[BEGIN]

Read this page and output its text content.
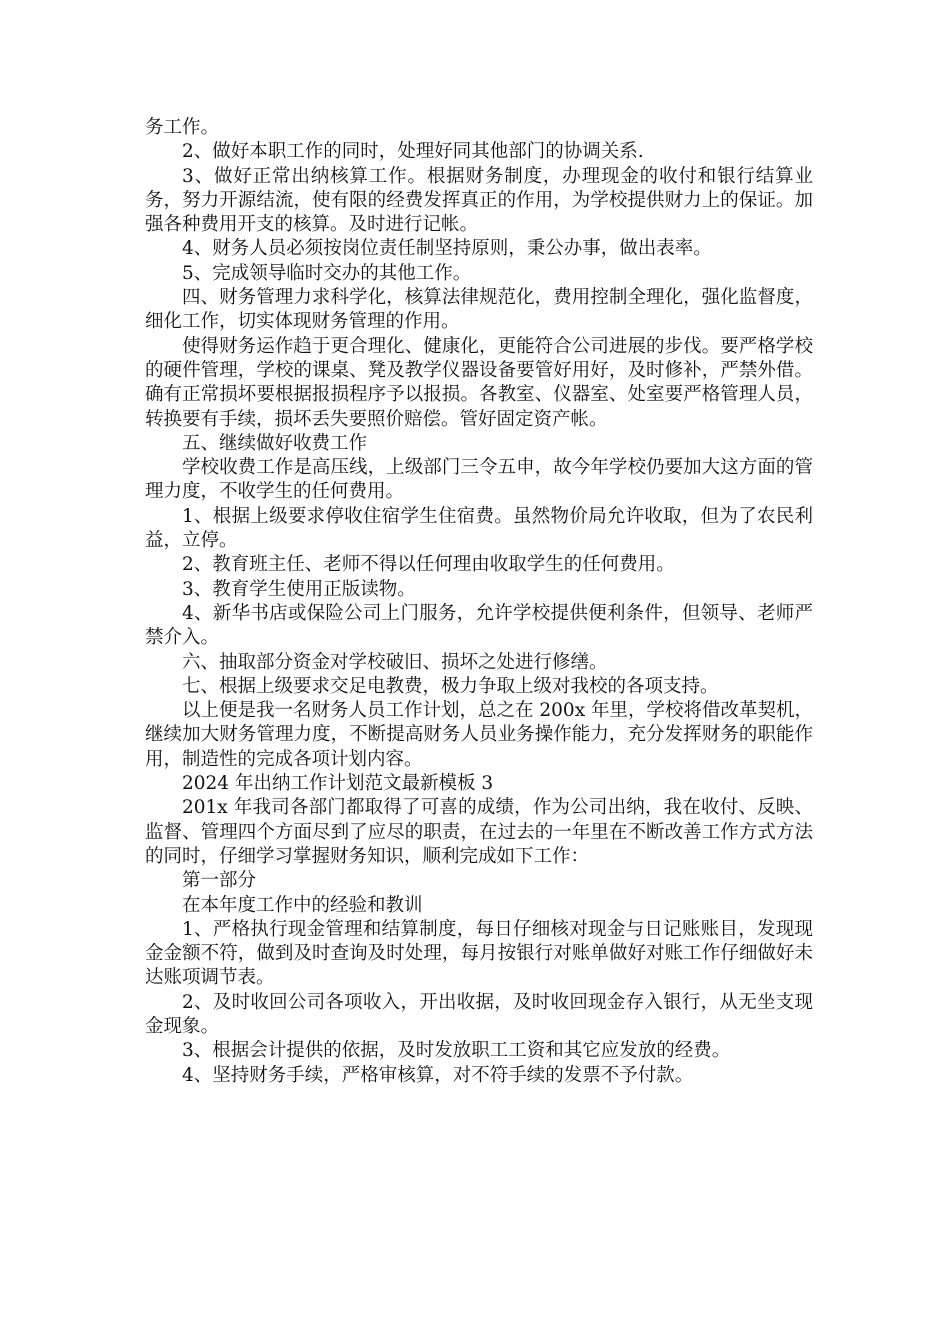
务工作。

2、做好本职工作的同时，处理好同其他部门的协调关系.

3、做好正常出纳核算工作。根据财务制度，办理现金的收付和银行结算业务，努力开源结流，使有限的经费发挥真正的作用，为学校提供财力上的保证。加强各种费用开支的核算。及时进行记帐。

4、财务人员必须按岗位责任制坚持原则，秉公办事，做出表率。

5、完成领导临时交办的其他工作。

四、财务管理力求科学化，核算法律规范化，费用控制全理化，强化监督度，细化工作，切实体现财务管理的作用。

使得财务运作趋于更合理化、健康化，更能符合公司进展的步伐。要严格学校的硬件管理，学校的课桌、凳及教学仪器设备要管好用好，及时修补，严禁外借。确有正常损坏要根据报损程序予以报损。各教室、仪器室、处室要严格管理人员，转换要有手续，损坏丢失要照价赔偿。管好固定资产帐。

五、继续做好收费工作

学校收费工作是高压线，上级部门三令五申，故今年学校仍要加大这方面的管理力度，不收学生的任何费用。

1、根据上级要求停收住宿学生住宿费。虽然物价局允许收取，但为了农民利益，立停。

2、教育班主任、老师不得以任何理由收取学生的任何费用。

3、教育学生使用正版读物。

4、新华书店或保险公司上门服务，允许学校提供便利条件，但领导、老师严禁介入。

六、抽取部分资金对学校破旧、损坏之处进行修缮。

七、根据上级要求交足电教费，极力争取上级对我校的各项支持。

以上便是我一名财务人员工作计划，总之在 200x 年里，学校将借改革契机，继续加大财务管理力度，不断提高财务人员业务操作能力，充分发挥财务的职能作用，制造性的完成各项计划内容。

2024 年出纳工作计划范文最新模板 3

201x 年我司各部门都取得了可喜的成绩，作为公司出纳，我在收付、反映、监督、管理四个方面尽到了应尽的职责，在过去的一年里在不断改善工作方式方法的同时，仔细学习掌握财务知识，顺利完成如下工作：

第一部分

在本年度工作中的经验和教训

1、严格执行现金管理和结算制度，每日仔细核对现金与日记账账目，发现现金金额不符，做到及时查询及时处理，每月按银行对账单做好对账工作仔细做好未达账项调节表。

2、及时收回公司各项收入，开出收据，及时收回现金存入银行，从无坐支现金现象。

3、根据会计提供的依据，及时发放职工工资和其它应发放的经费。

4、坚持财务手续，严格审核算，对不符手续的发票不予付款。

[END]
[BEGIN]

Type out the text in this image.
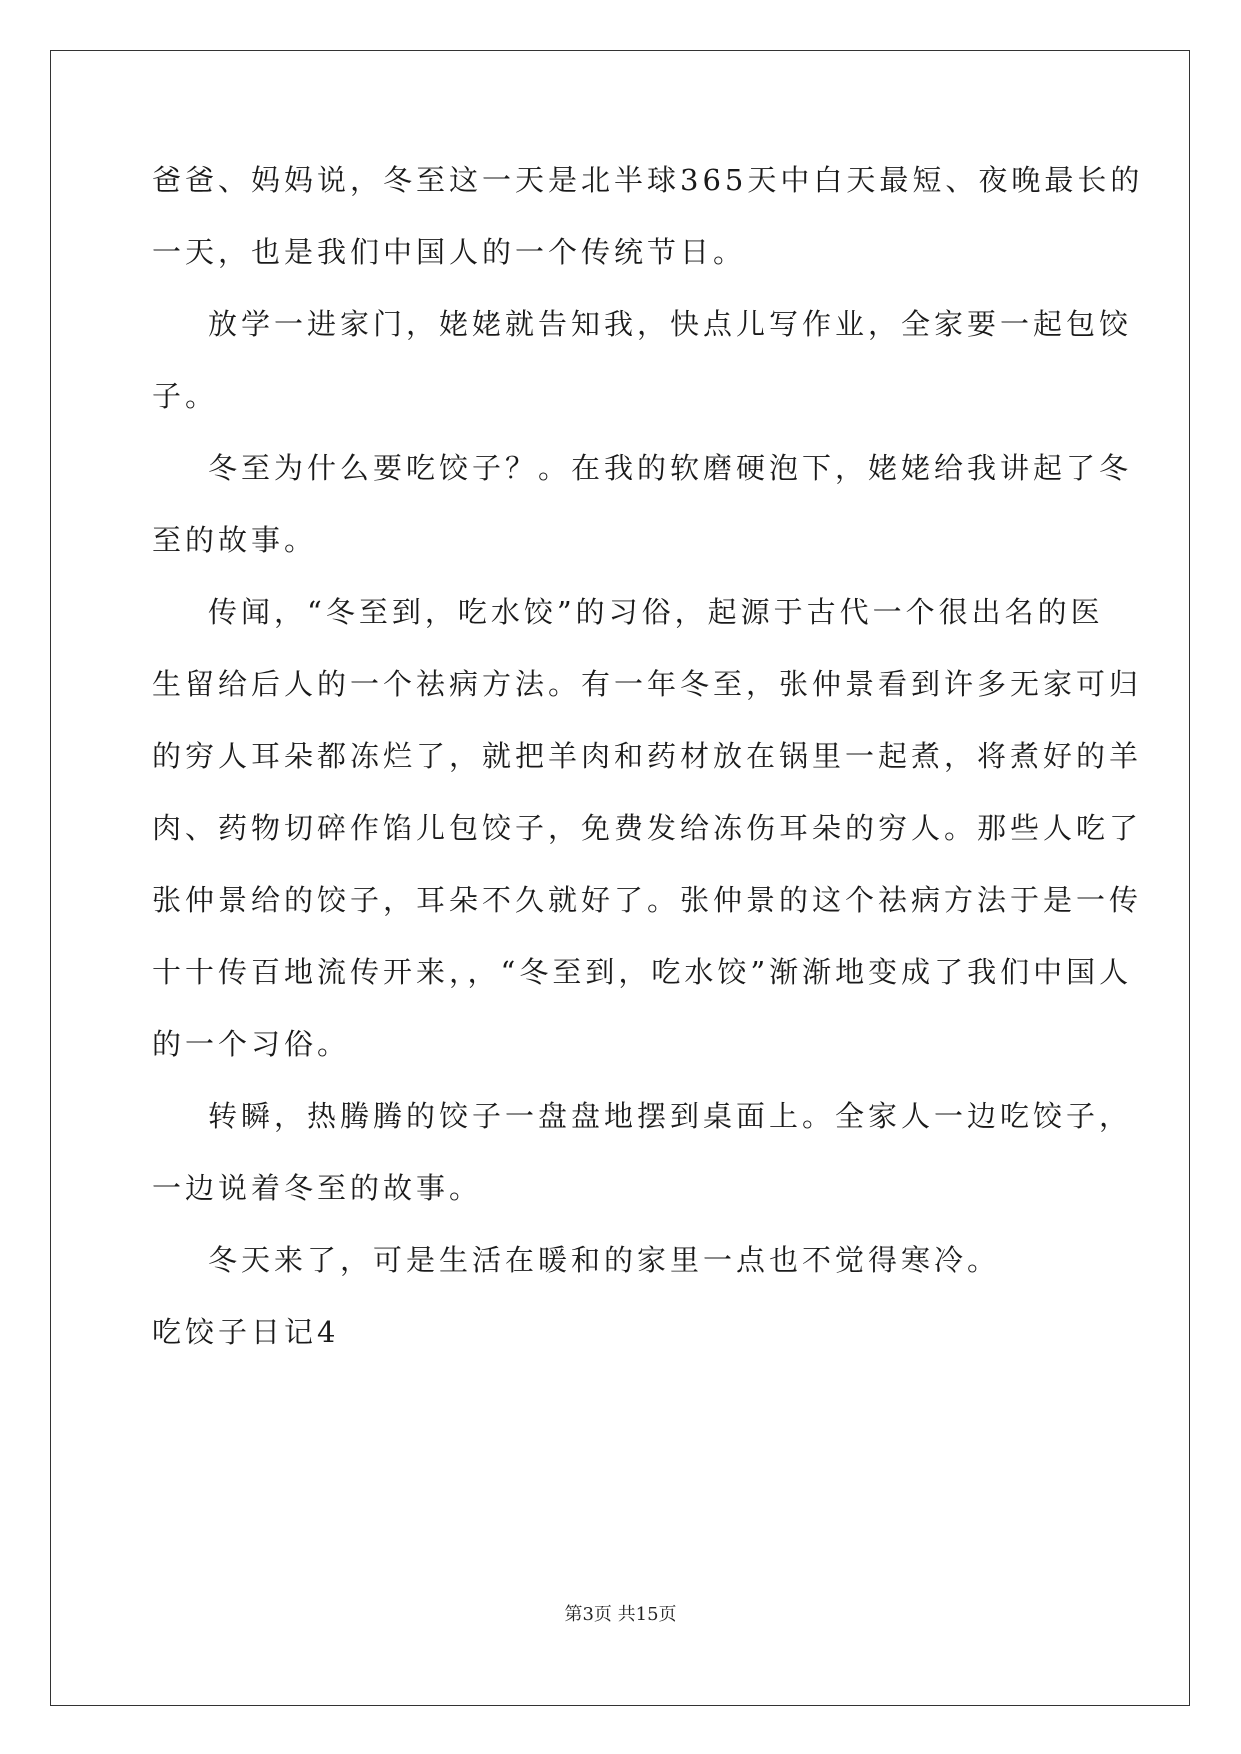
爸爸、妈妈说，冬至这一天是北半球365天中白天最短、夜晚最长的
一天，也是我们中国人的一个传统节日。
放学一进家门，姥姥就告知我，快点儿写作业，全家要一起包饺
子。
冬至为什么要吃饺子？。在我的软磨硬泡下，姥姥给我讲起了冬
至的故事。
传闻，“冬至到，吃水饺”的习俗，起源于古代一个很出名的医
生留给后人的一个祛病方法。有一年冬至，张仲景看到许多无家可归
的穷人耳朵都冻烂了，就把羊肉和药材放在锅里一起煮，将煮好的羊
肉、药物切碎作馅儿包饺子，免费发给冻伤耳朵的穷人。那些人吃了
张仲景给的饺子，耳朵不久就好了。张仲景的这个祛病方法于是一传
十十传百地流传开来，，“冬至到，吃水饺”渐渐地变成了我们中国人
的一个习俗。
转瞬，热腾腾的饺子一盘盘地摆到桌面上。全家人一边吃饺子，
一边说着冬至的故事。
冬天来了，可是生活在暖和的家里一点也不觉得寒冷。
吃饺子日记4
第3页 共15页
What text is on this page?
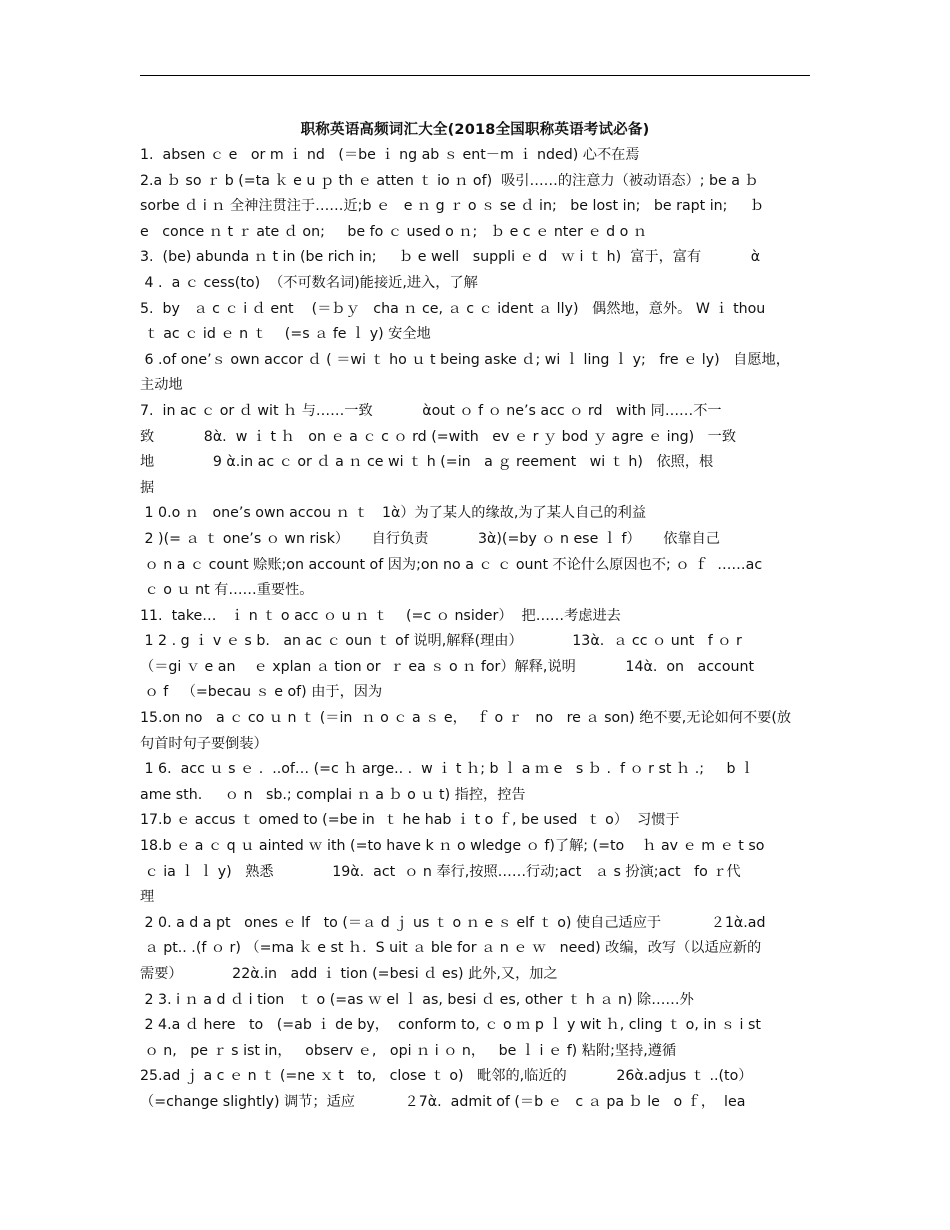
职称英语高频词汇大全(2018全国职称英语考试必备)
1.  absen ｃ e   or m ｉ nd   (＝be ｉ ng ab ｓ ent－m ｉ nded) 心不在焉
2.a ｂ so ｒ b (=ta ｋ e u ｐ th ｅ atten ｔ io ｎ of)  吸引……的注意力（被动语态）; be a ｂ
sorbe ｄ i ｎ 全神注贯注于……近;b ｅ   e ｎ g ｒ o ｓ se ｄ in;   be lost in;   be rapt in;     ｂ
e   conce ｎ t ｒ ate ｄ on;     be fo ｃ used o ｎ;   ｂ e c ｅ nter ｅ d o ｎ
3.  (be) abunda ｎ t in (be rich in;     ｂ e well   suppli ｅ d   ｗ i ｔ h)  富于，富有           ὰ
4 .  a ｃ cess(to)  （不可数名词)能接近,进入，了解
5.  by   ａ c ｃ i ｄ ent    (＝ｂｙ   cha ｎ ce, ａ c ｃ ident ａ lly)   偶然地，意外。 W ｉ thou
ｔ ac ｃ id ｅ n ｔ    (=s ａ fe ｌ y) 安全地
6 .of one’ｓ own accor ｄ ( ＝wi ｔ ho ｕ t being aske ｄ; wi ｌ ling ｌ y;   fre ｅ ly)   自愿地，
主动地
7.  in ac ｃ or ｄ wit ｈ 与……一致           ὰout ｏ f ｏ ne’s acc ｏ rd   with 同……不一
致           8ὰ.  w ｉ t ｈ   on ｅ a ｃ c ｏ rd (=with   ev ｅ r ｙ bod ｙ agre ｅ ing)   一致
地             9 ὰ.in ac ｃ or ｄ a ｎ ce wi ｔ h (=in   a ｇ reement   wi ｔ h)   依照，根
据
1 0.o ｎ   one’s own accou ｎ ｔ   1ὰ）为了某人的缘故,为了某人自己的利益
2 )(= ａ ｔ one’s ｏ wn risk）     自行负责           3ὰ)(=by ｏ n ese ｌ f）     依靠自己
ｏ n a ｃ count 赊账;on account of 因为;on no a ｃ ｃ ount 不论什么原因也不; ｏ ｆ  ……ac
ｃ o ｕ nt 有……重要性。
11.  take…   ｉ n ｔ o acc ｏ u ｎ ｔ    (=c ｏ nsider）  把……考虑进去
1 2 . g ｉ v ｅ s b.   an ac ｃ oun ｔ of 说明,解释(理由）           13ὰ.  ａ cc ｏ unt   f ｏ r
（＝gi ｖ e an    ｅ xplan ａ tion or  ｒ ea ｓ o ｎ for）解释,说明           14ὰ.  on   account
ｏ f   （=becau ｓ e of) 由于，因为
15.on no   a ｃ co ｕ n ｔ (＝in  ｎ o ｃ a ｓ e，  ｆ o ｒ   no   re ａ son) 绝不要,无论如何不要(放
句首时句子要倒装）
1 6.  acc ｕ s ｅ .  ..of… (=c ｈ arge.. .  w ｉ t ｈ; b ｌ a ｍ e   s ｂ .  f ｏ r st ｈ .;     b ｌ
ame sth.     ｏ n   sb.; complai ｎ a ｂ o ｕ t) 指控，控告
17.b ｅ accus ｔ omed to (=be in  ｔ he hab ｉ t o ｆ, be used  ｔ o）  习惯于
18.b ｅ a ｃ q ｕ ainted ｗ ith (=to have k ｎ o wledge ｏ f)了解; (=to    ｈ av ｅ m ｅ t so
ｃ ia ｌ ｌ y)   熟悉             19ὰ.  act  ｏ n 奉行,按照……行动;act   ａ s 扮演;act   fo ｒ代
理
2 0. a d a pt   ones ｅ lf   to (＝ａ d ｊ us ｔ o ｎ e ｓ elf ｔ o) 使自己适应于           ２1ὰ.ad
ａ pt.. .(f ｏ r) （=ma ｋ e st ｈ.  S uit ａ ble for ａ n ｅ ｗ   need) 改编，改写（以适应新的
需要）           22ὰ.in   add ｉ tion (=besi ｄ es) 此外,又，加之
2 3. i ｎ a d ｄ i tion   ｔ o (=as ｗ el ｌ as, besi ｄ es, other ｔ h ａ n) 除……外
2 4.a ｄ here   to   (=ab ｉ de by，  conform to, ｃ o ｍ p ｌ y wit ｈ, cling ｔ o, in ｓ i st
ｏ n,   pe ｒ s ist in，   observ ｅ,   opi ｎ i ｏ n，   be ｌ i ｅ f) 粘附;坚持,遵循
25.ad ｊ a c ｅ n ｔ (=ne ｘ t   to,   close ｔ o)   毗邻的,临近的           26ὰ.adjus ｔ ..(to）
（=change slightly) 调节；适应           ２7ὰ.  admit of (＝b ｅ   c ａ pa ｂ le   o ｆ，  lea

[END]

- **WRITTEN INSTRUCTION**
Find all lines with "this" in them and copy each one.

- **FINAL ANSWER**
Read this page and output its text content.
Type out the text in this image.
What text is on this page?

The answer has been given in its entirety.